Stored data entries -
>> begin

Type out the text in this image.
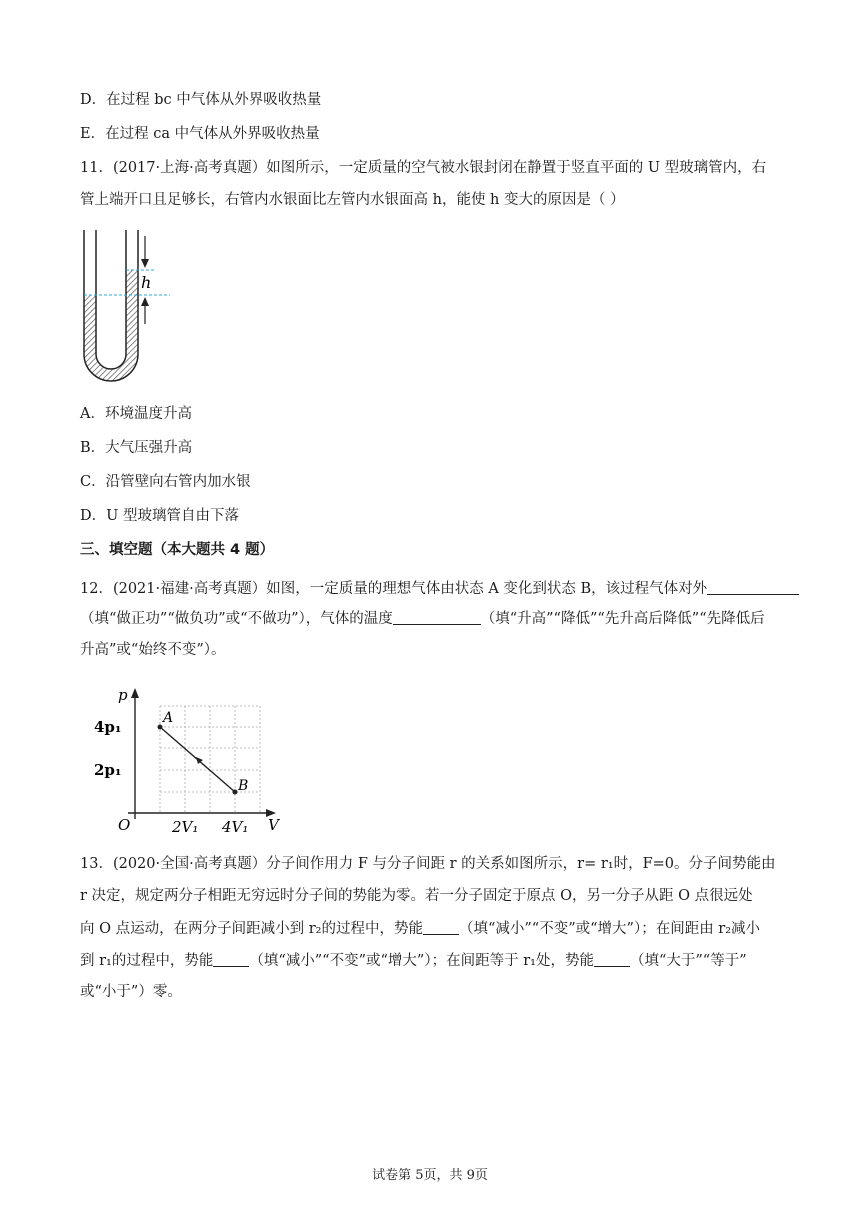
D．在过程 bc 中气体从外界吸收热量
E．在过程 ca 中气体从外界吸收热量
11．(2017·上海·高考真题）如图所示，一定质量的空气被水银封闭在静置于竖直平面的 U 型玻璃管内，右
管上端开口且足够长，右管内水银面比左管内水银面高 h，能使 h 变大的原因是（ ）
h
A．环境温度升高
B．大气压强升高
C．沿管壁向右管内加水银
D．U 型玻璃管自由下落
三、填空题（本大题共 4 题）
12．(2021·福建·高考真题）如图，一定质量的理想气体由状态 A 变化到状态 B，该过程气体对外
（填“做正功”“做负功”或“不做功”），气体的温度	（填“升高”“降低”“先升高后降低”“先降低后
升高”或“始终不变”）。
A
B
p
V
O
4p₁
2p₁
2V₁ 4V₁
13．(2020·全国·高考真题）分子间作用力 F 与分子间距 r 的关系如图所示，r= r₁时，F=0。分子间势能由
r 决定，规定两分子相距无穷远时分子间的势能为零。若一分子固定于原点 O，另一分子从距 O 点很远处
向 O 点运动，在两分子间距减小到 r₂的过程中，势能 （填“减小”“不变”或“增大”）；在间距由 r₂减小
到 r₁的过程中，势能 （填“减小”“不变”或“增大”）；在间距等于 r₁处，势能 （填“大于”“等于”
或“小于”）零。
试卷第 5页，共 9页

>> end

Your objective -
Each line in the records above should be reproduced exactly; images are not copied.

Finished exercise -
Type out the text in this image.
D．在过程 bc 中气体从外界吸收热量
E．在过程 ca 中气体从外界吸收热量
11．(2017·上海·高考真题）如图所示，一定质量的空气被水银封闭在静置于竖直平面的 U 型玻璃管内，右
管上端开口且足够长，右管内水银面比左管内水银面高 h，能使 h 变大的原因是（ ）
h
A．环境温度升高
B．大气压强升高
C．沿管壁向右管内加水银
D．U 型玻璃管自由下落
三、填空题（本大题共 4 题）
12．(2021·福建·高考真题）如图，一定质量的理想气体由状态 A 变化到状态 B，该过程气体对外
（填“做正功”“做负功”或“不做功”），气体的温度	（填“升高”“降低”“先升高后降低”“先降低后
升高”或“始终不变”）。
A
B
p
V
O
4p₁
2p₁
2V₁ 4V₁
13．(2020·全国·高考真题）分子间作用力 F 与分子间距 r 的关系如图所示，r= r₁时，F=0。分子间势能由
r 决定，规定两分子相距无穷远时分子间的势能为零。若一分子固定于原点 O，另一分子从距 O 点很远处
向 O 点运动，在两分子间距减小到 r₂的过程中，势能 （填“减小”“不变”或“增大”）；在间距由 r₂减小
到 r₁的过程中，势能 （填“减小”“不变”或“增大”）；在间距等于 r₁处，势能 （填“大于”“等于”
或“小于”）零。
试卷第 5页，共 9页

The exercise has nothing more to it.